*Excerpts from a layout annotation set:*
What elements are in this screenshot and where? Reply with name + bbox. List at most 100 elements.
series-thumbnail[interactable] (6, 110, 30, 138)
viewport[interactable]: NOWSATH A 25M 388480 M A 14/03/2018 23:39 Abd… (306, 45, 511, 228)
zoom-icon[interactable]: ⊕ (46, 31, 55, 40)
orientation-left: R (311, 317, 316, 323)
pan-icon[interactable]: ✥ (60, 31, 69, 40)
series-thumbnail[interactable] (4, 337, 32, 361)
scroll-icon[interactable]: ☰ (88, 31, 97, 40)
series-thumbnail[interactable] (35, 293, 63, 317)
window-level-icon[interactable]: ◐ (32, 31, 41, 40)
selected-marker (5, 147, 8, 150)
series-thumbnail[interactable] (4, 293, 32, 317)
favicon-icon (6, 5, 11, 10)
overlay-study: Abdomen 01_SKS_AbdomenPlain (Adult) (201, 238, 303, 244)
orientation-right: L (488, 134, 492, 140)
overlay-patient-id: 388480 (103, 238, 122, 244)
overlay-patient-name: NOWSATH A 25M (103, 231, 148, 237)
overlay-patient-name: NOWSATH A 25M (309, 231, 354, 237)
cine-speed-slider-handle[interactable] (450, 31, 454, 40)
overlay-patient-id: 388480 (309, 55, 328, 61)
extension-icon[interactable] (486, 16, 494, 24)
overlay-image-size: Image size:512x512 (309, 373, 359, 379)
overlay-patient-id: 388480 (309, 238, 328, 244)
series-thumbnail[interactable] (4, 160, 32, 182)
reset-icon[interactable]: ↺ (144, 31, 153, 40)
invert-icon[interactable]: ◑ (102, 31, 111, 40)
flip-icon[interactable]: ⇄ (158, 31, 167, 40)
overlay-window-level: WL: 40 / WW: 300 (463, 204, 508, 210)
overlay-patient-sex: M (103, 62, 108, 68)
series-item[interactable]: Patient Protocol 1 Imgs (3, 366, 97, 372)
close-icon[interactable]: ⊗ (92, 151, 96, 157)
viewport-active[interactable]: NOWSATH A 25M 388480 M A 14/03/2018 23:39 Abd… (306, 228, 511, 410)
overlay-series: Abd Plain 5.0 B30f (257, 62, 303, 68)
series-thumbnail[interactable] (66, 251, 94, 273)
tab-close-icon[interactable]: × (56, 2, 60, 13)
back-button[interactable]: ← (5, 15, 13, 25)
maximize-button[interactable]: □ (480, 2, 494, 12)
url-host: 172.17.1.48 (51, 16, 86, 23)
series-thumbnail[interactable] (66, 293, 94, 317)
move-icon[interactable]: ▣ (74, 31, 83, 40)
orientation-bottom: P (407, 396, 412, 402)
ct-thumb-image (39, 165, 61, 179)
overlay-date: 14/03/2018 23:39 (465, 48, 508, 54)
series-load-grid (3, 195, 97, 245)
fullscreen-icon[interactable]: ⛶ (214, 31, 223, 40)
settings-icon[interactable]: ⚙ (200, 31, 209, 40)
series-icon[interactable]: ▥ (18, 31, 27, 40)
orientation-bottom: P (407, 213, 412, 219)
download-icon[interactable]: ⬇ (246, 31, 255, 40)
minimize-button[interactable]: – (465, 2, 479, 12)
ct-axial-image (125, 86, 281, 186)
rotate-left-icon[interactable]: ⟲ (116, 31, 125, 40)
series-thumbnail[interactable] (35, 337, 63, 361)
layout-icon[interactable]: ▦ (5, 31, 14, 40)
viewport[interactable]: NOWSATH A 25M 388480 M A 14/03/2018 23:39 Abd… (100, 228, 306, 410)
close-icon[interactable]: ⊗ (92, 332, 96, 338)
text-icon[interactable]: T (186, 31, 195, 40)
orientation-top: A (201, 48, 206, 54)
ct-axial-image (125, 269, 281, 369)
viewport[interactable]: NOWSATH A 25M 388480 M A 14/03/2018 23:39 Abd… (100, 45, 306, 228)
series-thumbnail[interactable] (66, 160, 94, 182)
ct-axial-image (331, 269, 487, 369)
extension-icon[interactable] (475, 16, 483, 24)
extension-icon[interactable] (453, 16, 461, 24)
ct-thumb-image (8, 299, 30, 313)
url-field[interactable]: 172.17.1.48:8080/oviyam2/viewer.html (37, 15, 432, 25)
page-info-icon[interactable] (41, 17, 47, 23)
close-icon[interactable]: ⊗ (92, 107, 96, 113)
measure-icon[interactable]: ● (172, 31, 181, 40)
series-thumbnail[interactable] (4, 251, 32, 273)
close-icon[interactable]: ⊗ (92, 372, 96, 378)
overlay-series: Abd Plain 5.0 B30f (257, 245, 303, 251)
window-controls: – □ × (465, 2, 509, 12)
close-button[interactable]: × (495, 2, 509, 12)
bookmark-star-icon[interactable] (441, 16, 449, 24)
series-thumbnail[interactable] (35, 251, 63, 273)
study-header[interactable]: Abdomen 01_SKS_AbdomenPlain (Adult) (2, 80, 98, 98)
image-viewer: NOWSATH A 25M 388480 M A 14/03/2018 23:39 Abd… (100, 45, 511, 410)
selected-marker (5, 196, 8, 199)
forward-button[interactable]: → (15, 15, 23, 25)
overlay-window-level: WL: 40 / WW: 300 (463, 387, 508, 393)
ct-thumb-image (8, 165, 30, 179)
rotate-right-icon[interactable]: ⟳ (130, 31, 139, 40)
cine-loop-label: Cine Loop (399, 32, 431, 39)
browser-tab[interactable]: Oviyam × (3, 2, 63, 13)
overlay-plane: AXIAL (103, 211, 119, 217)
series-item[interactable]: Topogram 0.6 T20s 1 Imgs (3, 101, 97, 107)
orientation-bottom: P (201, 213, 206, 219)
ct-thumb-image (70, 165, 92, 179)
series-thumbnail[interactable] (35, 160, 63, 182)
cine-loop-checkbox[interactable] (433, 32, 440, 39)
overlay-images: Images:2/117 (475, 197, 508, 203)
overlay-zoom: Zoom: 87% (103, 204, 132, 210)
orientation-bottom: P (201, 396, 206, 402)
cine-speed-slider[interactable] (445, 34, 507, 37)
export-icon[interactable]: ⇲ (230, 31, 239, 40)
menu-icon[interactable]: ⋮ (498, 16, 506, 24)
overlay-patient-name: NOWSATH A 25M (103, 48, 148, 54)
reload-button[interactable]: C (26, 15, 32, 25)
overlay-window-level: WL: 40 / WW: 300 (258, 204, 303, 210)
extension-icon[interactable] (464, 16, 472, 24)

*WHAT TO DO:*
Please transcribe the lines from the very first one through the line containing "series-thumbnail[interactable] (35, 293, 63, 317)", including both ends.

*THE ANSWER:*
What elements are in this screenshot and where? Reply with name + bbox. List at most 100 elements.
series-thumbnail[interactable] (6, 110, 30, 138)
viewport[interactable]: NOWSATH A 25M 388480 M A 14/03/2018 23:39 Abd… (306, 45, 511, 228)
zoom-icon[interactable]: ⊕ (46, 31, 55, 40)
orientation-left: R (311, 317, 316, 323)
pan-icon[interactable]: ✥ (60, 31, 69, 40)
series-thumbnail[interactable] (4, 337, 32, 361)
scroll-icon[interactable]: ☰ (88, 31, 97, 40)
series-thumbnail[interactable] (35, 293, 63, 317)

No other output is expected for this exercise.